• [REQUIRED TASK] Gather up every line from the entries below that uses the word "name".

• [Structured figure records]
--- begin ---
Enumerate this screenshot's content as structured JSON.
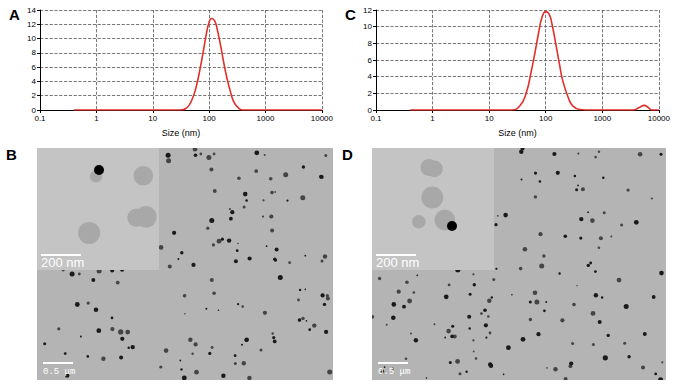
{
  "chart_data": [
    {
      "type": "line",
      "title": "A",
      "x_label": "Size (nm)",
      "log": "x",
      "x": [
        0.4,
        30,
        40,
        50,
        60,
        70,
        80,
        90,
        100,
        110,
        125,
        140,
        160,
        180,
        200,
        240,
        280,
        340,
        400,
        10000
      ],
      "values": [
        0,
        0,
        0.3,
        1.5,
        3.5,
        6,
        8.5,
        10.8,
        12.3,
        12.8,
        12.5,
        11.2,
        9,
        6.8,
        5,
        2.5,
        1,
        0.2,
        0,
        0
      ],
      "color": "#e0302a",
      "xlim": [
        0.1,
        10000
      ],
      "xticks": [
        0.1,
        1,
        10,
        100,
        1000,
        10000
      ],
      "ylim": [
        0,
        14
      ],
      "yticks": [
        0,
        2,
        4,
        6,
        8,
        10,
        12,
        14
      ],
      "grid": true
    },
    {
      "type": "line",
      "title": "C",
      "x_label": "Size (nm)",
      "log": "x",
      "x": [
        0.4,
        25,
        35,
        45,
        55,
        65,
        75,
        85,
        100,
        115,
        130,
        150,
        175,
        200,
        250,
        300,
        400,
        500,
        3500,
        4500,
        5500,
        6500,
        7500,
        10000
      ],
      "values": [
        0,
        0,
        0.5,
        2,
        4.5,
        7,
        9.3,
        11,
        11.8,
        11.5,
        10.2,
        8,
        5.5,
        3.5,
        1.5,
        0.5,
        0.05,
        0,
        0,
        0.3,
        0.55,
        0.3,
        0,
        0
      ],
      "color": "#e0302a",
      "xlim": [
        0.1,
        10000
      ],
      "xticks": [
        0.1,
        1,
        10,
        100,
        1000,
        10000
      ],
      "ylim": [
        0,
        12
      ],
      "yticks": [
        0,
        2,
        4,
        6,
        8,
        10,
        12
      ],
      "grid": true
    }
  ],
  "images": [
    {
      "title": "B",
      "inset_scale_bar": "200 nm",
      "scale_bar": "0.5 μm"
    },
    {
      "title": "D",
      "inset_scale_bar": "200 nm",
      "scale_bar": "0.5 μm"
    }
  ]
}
--- end ---
--- begin ---
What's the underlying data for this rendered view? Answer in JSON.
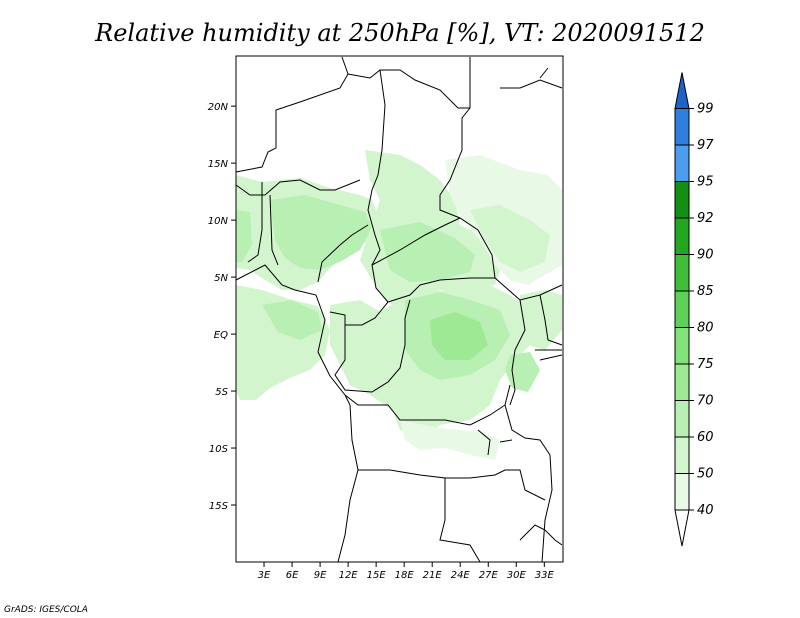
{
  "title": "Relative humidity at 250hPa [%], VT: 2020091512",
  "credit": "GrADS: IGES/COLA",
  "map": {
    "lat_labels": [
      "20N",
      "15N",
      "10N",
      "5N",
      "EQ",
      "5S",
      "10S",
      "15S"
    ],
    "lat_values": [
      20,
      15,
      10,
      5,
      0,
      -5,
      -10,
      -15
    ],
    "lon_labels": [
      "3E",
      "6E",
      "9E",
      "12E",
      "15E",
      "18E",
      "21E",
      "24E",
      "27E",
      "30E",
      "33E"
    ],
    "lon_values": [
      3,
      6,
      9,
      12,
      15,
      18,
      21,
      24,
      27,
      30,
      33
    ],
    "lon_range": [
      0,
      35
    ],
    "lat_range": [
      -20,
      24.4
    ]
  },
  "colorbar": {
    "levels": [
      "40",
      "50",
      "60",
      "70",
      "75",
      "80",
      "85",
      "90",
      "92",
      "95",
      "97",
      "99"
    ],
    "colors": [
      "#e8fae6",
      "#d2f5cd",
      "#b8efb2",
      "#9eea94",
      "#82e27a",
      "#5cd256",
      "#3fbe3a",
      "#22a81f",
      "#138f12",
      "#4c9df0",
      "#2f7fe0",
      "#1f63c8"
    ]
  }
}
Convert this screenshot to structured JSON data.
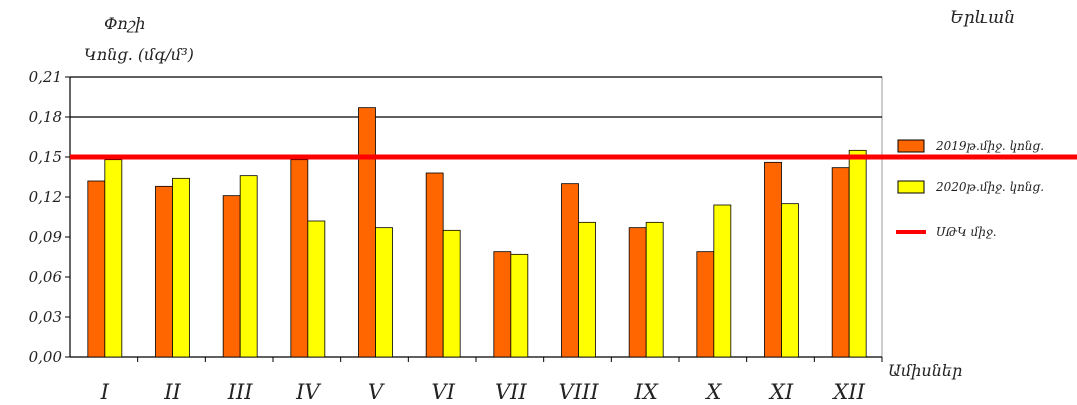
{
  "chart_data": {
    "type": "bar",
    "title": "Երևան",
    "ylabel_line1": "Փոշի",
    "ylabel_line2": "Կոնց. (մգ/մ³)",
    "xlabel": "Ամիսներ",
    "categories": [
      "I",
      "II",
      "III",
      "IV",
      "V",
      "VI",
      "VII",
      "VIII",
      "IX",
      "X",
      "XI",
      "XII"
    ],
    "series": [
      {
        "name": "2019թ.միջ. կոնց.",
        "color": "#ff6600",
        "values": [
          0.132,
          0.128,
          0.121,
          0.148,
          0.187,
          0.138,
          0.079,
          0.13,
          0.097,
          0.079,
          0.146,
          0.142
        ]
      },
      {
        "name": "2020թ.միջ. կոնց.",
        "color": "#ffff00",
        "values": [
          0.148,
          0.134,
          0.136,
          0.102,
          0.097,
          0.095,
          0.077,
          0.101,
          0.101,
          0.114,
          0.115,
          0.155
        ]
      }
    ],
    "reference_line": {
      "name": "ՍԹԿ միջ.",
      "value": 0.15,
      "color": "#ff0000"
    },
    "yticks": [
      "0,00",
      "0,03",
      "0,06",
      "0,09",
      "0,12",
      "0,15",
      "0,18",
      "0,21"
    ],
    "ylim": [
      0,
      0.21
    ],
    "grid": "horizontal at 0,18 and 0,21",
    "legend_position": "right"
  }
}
--- end ---
--- begin ---
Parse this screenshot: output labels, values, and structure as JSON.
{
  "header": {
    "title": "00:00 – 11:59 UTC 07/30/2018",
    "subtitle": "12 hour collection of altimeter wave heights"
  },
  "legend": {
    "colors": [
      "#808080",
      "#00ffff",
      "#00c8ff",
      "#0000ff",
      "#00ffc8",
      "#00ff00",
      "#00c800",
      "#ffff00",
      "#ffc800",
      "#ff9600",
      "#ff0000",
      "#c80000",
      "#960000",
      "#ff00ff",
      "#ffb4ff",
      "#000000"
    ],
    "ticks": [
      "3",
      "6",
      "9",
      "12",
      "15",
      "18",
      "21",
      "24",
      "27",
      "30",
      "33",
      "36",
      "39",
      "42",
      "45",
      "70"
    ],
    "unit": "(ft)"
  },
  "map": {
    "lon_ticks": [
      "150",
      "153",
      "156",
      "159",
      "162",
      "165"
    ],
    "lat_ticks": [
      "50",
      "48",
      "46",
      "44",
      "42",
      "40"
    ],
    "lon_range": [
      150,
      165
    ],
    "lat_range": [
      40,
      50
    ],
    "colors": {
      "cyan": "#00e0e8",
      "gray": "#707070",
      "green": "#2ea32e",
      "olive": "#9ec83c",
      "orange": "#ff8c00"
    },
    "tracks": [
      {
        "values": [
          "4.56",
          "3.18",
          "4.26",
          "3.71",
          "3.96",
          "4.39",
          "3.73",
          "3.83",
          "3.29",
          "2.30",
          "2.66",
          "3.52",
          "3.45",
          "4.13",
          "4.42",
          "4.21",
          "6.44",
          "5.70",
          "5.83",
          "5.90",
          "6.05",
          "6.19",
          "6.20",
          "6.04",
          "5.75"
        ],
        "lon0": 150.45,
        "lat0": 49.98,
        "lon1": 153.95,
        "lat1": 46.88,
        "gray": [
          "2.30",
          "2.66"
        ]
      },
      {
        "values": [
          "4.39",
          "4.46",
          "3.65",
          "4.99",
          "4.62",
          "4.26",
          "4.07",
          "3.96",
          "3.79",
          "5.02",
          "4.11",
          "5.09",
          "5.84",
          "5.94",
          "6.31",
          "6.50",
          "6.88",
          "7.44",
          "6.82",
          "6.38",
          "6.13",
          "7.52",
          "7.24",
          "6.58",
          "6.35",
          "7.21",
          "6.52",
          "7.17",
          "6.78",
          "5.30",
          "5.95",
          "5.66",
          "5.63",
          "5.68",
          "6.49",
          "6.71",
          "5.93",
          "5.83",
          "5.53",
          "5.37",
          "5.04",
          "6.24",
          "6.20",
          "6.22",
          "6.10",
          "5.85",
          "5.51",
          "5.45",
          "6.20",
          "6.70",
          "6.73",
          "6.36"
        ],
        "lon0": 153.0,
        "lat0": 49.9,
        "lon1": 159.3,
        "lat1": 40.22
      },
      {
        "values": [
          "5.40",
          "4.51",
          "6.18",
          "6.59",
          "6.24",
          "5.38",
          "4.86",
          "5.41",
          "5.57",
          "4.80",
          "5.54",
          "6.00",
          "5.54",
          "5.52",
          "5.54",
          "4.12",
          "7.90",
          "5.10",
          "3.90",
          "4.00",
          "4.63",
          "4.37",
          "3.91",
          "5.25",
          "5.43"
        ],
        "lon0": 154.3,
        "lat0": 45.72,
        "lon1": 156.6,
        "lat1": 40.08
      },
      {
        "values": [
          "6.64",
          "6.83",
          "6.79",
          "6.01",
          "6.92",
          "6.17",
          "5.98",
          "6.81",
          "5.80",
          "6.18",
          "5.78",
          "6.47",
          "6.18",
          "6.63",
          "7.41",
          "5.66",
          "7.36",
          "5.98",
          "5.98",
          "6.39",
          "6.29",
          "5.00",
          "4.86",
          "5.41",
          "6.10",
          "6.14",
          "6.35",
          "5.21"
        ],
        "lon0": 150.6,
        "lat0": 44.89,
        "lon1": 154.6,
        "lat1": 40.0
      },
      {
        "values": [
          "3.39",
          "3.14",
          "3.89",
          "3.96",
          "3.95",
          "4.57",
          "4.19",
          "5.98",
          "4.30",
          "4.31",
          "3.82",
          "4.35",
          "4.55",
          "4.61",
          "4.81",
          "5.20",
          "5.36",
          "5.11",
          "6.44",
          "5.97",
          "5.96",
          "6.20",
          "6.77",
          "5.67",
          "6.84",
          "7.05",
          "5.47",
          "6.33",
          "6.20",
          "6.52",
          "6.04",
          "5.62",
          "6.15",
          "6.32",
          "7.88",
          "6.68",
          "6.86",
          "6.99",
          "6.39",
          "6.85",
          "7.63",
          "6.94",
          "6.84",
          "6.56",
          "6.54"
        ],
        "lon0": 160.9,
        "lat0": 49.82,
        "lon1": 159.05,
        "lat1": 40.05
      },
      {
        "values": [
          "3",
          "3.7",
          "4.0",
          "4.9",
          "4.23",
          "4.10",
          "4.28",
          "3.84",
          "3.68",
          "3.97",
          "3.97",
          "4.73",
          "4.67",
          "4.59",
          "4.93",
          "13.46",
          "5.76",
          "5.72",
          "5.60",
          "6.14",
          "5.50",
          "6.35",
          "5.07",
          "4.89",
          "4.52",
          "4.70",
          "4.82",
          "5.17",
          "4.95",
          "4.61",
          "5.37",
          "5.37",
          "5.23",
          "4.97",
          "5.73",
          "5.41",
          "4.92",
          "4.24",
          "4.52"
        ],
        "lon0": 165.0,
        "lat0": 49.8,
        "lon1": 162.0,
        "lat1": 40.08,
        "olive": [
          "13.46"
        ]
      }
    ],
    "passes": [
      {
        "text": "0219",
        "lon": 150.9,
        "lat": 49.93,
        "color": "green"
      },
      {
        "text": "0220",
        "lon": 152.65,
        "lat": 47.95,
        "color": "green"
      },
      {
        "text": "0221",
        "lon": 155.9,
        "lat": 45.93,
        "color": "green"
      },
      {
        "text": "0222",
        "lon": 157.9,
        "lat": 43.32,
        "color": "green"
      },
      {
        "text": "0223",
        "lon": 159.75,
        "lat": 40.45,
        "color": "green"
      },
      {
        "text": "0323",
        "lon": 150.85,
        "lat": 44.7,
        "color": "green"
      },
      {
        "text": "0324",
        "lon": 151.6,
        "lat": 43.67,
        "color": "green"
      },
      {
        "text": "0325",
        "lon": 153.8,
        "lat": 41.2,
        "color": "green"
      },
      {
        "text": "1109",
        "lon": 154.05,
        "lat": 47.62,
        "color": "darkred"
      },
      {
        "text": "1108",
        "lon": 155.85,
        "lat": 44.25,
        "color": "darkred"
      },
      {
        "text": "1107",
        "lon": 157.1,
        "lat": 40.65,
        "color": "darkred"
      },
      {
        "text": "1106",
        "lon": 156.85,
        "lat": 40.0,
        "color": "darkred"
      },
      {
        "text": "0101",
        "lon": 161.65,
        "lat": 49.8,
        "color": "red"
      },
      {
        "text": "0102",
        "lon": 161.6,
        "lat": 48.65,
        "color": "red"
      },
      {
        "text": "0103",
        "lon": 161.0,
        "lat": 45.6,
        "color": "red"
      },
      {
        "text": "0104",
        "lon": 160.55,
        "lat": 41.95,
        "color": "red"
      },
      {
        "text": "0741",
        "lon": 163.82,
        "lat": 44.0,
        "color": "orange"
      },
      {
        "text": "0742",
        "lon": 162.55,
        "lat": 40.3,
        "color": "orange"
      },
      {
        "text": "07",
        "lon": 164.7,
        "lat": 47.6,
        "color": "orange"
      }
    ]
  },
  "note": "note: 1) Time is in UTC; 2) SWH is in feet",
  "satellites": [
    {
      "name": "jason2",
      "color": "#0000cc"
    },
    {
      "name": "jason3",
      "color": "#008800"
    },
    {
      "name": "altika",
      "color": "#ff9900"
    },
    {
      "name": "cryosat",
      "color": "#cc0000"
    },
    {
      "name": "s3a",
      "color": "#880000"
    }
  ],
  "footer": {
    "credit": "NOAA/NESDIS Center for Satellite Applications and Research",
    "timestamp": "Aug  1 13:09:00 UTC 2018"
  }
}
--- end ---
• [REPLY]
        "name": "2019թ.միջ. կոնց.",
        "name": "2020թ.միջ. կոնց.",
      "name": "ՍԹԿ միջ.",
      "name": "jason2",
      "name": "jason3",
      "name": "altika",
      "name": "cryosat",
      "name": "s3a",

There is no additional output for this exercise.